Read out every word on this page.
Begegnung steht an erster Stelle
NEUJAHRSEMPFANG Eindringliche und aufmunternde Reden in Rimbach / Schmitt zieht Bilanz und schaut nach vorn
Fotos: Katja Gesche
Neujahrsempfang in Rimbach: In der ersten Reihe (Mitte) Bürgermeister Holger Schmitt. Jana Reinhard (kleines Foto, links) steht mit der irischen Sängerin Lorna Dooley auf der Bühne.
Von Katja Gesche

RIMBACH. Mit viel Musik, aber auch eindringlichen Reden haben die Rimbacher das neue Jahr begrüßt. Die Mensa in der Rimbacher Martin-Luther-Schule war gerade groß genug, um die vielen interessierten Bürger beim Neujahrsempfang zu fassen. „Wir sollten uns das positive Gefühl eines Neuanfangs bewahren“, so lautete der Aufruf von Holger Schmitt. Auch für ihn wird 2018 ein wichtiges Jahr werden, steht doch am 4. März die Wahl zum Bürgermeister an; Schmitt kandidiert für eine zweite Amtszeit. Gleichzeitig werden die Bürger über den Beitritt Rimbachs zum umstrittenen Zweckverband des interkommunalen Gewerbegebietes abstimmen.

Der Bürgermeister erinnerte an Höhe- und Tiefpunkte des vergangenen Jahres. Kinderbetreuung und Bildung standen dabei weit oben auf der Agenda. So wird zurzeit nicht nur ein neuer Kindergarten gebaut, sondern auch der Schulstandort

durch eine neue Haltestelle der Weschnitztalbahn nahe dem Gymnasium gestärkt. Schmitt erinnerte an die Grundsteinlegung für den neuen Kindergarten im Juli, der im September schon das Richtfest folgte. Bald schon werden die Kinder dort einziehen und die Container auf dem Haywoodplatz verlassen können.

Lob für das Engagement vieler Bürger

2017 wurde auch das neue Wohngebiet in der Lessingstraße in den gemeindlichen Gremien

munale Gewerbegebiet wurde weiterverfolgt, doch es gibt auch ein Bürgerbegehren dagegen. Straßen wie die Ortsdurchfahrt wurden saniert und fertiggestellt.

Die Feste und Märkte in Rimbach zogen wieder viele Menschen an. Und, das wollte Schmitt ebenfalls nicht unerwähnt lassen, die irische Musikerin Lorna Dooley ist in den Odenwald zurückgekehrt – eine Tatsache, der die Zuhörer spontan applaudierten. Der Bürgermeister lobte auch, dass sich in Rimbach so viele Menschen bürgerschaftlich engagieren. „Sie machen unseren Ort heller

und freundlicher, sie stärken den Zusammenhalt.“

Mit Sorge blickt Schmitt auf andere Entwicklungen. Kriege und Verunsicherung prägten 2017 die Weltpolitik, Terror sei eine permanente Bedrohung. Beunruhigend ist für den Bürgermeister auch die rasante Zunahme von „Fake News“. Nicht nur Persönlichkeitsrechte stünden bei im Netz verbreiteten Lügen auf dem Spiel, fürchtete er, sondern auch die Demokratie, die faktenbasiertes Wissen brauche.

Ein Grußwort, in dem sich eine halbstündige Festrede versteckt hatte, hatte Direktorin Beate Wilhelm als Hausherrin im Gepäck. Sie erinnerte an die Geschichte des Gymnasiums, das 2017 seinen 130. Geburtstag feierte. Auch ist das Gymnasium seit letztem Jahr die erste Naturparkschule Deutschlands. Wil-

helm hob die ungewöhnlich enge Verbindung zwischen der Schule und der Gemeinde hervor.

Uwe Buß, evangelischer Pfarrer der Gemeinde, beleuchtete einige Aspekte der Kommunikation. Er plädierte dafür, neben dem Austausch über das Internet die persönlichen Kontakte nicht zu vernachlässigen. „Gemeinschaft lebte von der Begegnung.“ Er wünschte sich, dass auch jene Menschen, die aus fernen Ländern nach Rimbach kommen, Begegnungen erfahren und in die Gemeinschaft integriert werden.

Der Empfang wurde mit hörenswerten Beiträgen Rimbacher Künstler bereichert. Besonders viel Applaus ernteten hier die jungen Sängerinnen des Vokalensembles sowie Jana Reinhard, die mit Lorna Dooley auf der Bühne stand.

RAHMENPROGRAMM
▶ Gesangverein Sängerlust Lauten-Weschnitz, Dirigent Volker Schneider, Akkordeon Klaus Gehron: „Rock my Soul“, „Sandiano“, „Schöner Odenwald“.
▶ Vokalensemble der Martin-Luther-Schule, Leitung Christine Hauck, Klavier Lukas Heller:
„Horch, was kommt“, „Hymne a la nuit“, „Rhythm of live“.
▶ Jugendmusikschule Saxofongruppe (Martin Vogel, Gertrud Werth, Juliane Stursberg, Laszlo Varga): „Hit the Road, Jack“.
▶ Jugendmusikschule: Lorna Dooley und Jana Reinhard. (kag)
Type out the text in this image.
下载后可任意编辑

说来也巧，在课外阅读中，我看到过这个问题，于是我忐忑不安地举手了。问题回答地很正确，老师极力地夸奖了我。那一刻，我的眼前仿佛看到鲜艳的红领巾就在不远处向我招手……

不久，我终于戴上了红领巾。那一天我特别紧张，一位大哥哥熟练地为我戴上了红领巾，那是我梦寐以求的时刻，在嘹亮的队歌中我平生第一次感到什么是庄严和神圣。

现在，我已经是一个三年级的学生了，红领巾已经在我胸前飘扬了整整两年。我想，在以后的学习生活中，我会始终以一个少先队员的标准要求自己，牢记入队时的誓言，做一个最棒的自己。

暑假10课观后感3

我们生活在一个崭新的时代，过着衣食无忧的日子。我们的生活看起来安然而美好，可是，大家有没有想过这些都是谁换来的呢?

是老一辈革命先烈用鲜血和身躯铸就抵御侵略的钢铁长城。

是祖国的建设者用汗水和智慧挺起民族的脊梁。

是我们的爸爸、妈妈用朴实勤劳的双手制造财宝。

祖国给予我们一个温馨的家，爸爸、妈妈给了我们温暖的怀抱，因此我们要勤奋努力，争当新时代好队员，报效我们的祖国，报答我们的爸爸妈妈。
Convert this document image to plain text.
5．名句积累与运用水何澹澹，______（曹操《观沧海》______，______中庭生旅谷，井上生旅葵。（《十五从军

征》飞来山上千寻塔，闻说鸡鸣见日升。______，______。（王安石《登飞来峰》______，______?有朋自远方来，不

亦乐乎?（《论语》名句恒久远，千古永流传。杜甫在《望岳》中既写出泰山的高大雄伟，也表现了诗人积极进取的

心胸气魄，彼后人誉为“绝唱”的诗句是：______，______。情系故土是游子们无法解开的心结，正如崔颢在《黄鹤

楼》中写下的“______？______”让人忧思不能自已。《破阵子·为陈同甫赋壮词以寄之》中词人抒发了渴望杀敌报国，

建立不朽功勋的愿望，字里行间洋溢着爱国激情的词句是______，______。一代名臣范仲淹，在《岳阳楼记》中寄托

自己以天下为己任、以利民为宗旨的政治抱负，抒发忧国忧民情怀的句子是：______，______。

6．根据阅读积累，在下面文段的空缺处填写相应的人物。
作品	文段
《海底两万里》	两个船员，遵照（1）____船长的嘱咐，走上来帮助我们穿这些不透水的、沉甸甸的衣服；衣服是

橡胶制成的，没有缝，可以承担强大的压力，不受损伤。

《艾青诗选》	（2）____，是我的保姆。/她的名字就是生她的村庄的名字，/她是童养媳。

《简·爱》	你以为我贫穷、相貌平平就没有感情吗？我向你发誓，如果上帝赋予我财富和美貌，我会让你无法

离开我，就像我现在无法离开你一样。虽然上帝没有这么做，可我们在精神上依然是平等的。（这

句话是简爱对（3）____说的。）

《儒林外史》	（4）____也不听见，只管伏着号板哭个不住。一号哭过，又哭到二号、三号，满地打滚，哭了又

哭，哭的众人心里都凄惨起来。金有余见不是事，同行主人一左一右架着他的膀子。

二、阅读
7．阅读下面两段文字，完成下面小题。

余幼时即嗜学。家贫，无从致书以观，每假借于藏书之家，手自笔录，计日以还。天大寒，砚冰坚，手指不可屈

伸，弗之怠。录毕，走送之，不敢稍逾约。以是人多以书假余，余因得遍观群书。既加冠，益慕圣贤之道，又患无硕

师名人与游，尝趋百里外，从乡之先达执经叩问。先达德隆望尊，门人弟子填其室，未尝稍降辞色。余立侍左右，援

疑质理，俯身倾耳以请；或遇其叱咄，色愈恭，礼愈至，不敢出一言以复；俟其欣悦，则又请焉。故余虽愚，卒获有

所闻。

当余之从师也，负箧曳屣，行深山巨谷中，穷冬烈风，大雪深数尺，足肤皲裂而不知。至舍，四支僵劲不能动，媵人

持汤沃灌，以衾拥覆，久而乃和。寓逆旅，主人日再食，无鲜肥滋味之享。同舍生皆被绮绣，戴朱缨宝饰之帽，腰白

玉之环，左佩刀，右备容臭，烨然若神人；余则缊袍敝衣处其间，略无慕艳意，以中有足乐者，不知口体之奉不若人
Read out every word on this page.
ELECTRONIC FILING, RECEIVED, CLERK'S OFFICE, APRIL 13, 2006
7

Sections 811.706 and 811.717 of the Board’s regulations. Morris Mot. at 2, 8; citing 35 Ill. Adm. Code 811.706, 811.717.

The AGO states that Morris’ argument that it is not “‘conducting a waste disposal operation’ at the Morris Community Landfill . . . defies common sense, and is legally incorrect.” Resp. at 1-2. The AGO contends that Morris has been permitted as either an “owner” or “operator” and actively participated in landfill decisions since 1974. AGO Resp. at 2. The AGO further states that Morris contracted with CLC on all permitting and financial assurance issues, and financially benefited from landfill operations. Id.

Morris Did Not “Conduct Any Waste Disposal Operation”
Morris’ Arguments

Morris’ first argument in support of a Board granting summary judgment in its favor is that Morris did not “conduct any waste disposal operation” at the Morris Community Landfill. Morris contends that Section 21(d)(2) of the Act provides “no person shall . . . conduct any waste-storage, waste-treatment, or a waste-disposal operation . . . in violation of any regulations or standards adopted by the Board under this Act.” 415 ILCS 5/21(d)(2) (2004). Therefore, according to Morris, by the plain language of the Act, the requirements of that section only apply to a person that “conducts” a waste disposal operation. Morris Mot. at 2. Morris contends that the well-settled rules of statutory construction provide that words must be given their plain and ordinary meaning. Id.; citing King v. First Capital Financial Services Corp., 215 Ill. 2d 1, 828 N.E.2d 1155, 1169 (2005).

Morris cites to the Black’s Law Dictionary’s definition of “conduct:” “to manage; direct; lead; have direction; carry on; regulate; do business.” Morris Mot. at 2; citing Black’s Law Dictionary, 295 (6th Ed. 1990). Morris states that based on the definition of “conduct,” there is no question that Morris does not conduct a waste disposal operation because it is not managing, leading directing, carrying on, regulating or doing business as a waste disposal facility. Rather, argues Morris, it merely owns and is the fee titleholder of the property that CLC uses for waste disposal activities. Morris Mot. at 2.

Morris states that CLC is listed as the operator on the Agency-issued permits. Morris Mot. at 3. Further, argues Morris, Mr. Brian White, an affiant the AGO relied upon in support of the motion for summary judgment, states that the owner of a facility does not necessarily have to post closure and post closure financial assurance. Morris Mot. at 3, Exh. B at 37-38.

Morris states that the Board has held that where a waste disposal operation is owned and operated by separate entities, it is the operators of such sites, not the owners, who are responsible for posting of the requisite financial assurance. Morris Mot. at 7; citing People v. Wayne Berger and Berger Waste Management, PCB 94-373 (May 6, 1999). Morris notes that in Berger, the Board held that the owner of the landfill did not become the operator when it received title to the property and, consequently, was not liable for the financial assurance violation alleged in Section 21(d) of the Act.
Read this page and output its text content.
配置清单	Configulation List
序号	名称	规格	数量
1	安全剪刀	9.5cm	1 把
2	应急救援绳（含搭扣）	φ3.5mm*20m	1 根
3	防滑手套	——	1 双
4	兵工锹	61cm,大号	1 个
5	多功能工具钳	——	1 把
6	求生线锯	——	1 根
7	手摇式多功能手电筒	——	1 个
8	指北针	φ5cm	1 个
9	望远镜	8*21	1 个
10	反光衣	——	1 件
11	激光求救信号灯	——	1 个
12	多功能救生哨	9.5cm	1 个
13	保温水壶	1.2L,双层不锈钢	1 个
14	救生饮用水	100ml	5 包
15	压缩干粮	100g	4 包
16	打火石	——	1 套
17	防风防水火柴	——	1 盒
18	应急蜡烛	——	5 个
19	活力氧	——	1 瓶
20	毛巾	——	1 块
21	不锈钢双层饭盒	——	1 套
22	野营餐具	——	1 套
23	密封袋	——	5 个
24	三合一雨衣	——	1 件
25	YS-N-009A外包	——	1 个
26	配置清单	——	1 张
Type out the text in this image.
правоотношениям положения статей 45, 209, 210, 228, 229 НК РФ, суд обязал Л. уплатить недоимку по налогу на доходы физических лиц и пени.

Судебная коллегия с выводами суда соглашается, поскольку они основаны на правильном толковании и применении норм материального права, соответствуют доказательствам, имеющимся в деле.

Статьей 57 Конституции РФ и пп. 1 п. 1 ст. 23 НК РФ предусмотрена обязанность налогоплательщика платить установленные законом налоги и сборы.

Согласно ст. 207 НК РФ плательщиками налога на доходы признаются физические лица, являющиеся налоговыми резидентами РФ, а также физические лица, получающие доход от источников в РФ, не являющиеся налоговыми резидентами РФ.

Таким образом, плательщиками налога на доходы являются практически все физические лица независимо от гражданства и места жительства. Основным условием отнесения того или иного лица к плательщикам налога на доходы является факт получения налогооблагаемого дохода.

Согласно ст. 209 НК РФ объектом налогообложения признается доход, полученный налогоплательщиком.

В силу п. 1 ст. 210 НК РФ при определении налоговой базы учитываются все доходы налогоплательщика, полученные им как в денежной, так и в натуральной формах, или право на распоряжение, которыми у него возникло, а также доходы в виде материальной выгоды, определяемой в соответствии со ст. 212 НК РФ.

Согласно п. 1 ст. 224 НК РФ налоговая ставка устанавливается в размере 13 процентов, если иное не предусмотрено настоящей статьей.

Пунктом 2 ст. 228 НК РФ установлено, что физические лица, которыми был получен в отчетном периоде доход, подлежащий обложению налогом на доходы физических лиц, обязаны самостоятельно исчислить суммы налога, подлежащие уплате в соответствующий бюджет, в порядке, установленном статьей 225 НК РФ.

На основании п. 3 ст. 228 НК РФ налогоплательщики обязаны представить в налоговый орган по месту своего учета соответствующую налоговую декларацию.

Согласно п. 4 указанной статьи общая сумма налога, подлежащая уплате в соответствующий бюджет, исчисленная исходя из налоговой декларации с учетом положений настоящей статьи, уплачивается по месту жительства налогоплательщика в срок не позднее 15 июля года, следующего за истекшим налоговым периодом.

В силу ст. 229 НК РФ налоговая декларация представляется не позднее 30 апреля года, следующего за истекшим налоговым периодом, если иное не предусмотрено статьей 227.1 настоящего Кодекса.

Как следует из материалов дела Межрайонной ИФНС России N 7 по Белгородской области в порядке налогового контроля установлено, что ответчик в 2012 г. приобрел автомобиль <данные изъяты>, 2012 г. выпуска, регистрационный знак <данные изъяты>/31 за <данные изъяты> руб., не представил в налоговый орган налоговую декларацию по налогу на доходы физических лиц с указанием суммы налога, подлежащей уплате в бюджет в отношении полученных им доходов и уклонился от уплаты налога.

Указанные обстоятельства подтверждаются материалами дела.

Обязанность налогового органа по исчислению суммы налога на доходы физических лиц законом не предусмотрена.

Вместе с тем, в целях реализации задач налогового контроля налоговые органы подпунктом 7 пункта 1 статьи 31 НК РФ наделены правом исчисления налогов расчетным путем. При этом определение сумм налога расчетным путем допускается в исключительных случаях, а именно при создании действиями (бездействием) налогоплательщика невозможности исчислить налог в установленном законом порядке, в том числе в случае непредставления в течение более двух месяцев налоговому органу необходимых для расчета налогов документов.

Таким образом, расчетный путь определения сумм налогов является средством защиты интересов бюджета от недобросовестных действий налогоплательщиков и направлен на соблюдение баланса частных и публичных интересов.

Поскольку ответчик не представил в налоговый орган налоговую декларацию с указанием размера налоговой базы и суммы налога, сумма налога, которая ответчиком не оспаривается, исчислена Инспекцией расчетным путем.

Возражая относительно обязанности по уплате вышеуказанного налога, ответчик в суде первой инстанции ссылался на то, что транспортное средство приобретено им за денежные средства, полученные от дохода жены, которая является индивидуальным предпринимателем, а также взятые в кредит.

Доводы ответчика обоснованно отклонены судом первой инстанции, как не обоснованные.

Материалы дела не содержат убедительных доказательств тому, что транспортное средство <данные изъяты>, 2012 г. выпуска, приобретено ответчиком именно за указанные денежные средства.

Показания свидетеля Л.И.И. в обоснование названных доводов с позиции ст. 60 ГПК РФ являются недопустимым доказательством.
• • • •
CHALLENGE
Every line that holds the string "Katja" should be returned.

RIGHT ANSWER
Fotos: Katja Gesche
Von Katja Gesche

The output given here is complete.